Exercise directions:
The data below should be printed in full, exactly, and without any of its images.

Record extracts:
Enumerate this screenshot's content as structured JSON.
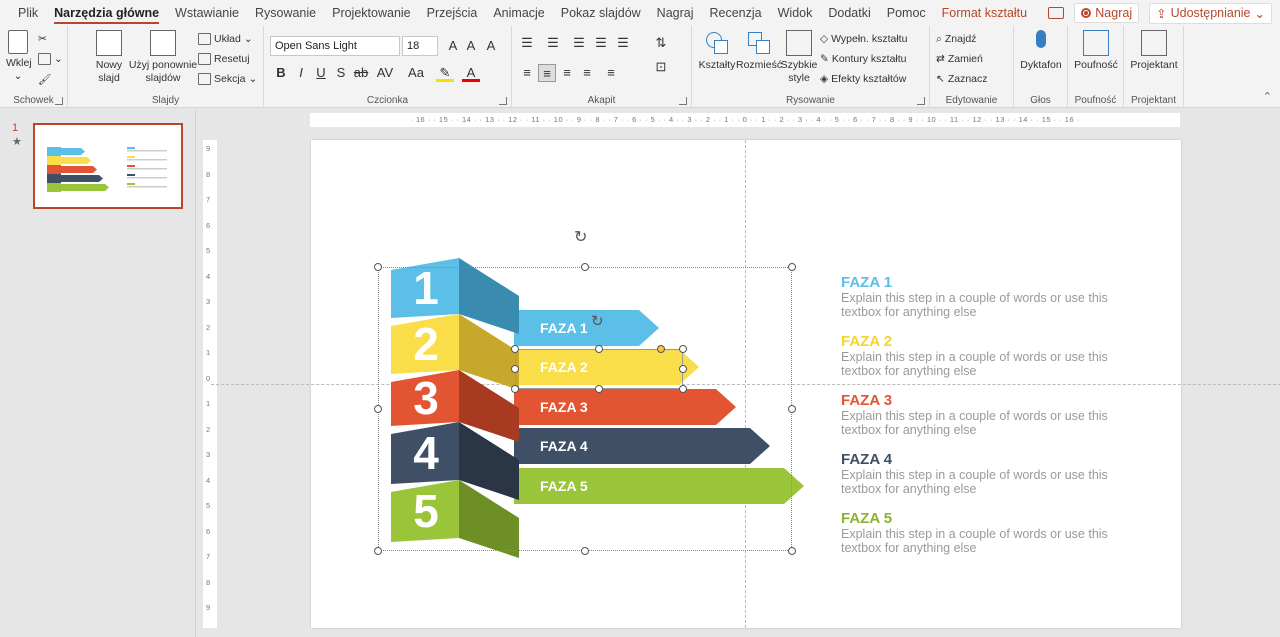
{
  "menu": {
    "tabs": [
      "Plik",
      "Narzędzia główne",
      "Wstawianie",
      "Rysowanie",
      "Projektowanie",
      "Przejścia",
      "Animacje",
      "Pokaz slajdów",
      "Nagraj",
      "Recenzja",
      "Widok",
      "Dodatki",
      "Pomoc",
      "Format kształtu"
    ],
    "record": "Nagraj",
    "share": "Udostępnianie"
  },
  "ribbon": {
    "clipboard": {
      "paste": "Wklej",
      "label": "Schowek"
    },
    "slides": {
      "new_slide": "Nowy slajd",
      "reuse": "Użyj ponownie slajdów",
      "layout": "Układ",
      "reset": "Resetuj",
      "section": "Sekcja",
      "label": "Slajdy"
    },
    "font": {
      "name": "Open Sans Light",
      "size": "18",
      "label": "Czcionka"
    },
    "paragraph": {
      "label": "Akapit"
    },
    "drawing": {
      "shapes": "Kształty",
      "arrange": "Rozmieść",
      "quick_styles": "Szybkie style",
      "fill": "Wypełn. kształtu",
      "outline": "Kontury kształtu",
      "effects": "Efekty kształtów",
      "label": "Rysowanie"
    },
    "editing": {
      "find": "Znajdź",
      "replace": "Zamień",
      "select": "Zaznacz",
      "label": "Edytowanie"
    },
    "voice": {
      "dictate": "Dyktafon",
      "label": "Głos"
    },
    "sensitivity": {
      "btn": "Poufność",
      "label": "Poufność"
    },
    "designer": {
      "btn": "Projektant",
      "label": "Projektant"
    }
  },
  "ruler": {
    "h": "· 16 · · 15 · · 14 · · 13 · · 12 · · 11 · · 10 · · 9 · · 8 · · 7 · · 6 · · 5 · · 4 · · 3 · · 2 · · 1 · · 0 · · 1 · · 2 · · 3 · · 4 · · 5 · · 6 · · 7 · · 8 · · 9 · · 10 · · 11 · · 12 · · 13 · · 14 · · 15 · · 16 ·",
    "v": [
      "9",
      "8",
      "7",
      "6",
      "5",
      "4",
      "3",
      "2",
      "1",
      "0",
      "1",
      "2",
      "3",
      "4",
      "5",
      "6",
      "7",
      "8",
      "9"
    ]
  },
  "thumbs": {
    "num": "1",
    "star": "★"
  },
  "slide": {
    "steps": [
      {
        "num": "1",
        "label": "FAZA 1",
        "color": "#5bbfe8",
        "side": "#3a8bb0"
      },
      {
        "num": "2",
        "label": "FAZA 2",
        "color": "#f9de4a",
        "side": "#c8a82c"
      },
      {
        "num": "3",
        "label": "FAZA 3",
        "color": "#e35532",
        "side": "#a93a22"
      },
      {
        "num": "4",
        "label": "FAZA 4",
        "color": "#3f4f66",
        "side": "#2a3546"
      },
      {
        "num": "5",
        "label": "FAZA 5",
        "color": "#9ac43a",
        "side": "#6d8f25"
      }
    ],
    "texts": [
      {
        "title": "FAZA 1",
        "desc": "Explain this step in a couple of words or use this textbox for anything else",
        "color": "#5bbfe8"
      },
      {
        "title": "FAZA 2",
        "desc": "Explain this step in a couple of words or use this textbox for anything else",
        "color": "#f5d42c"
      },
      {
        "title": "FAZA 3",
        "desc": "Explain this step in a couple of words or use this textbox for anything else",
        "color": "#e35532"
      },
      {
        "title": "FAZA 4",
        "desc": "Explain this step in a couple of words or use this textbox for anything else",
        "color": "#3f4f66"
      },
      {
        "title": "FAZA 5",
        "desc": "Explain this step in a couple of words or use this textbox for anything else",
        "color": "#8bb32f"
      }
    ]
  }
}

The solution:
Enumerate this screenshot's content as structured JSON.
{
  "menu": {
    "tabs": [
      "Plik",
      "Narzędzia główne",
      "Wstawianie",
      "Rysowanie",
      "Projektowanie",
      "Przejścia",
      "Animacje",
      "Pokaz slajdów",
      "Nagraj",
      "Recenzja",
      "Widok",
      "Dodatki",
      "Pomoc",
      "Format kształtu"
    ],
    "record": "Nagraj",
    "share": "Udostępnianie"
  },
  "ribbon": {
    "clipboard": {
      "paste": "Wklej",
      "label": "Schowek"
    },
    "slides": {
      "new_slide": "Nowy slajd",
      "reuse": "Użyj ponownie slajdów",
      "layout": "Układ",
      "reset": "Resetuj",
      "section": "Sekcja",
      "label": "Slajdy"
    },
    "font": {
      "name": "Open Sans Light",
      "size": "18",
      "label": "Czcionka"
    },
    "paragraph": {
      "label": "Akapit"
    },
    "drawing": {
      "shapes": "Kształty",
      "arrange": "Rozmieść",
      "quick_styles": "Szybkie style",
      "fill": "Wypełn. kształtu",
      "outline": "Kontury kształtu",
      "effects": "Efekty kształtów",
      "label": "Rysowanie"
    },
    "editing": {
      "find": "Znajdź",
      "replace": "Zamień",
      "select": "Zaznacz",
      "label": "Edytowanie"
    },
    "voice": {
      "dictate": "Dyktafon",
      "label": "Głos"
    },
    "sensitivity": {
      "btn": "Poufność",
      "label": "Poufność"
    },
    "designer": {
      "btn": "Projektant",
      "label": "Projektant"
    }
  },
  "ruler": {
    "h": "· 16 · · 15 · · 14 · · 13 · · 12 · · 11 · · 10 · · 9 · · 8 · · 7 · · 6 · · 5 · · 4 · · 3 · · 2 · · 1 · · 0 · · 1 · · 2 · · 3 · · 4 · · 5 · · 6 · · 7 · · 8 · · 9 · · 10 · · 11 · · 12 · · 13 · · 14 · · 15 · · 16 ·",
    "v": [
      "9",
      "8",
      "7",
      "6",
      "5",
      "4",
      "3",
      "2",
      "1",
      "0",
      "1",
      "2",
      "3",
      "4",
      "5",
      "6",
      "7",
      "8",
      "9"
    ]
  },
  "thumbs": {
    "num": "1",
    "star": "★"
  },
  "slide": {
    "steps": [
      {
        "num": "1",
        "label": "FAZA 1",
        "color": "#5bbfe8",
        "side": "#3a8bb0"
      },
      {
        "num": "2",
        "label": "FAZA 2",
        "color": "#f9de4a",
        "side": "#c8a82c"
      },
      {
        "num": "3",
        "label": "FAZA 3",
        "color": "#e35532",
        "side": "#a93a22"
      },
      {
        "num": "4",
        "label": "FAZA 4",
        "color": "#3f4f66",
        "side": "#2a3546"
      },
      {
        "num": "5",
        "label": "FAZA 5",
        "color": "#9ac43a",
        "side": "#6d8f25"
      }
    ],
    "texts": [
      {
        "title": "FAZA 1",
        "desc": "Explain this step in a couple of words or use this textbox for anything else",
        "color": "#5bbfe8"
      },
      {
        "title": "FAZA 2",
        "desc": "Explain this step in a couple of words or use this textbox for anything else",
        "color": "#f5d42c"
      },
      {
        "title": "FAZA 3",
        "desc": "Explain this step in a couple of words or use this textbox for anything else",
        "color": "#e35532"
      },
      {
        "title": "FAZA 4",
        "desc": "Explain this step in a couple of words or use this textbox for anything else",
        "color": "#3f4f66"
      },
      {
        "title": "FAZA 5",
        "desc": "Explain this step in a couple of words or use this textbox for anything else",
        "color": "#8bb32f"
      }
    ]
  }
}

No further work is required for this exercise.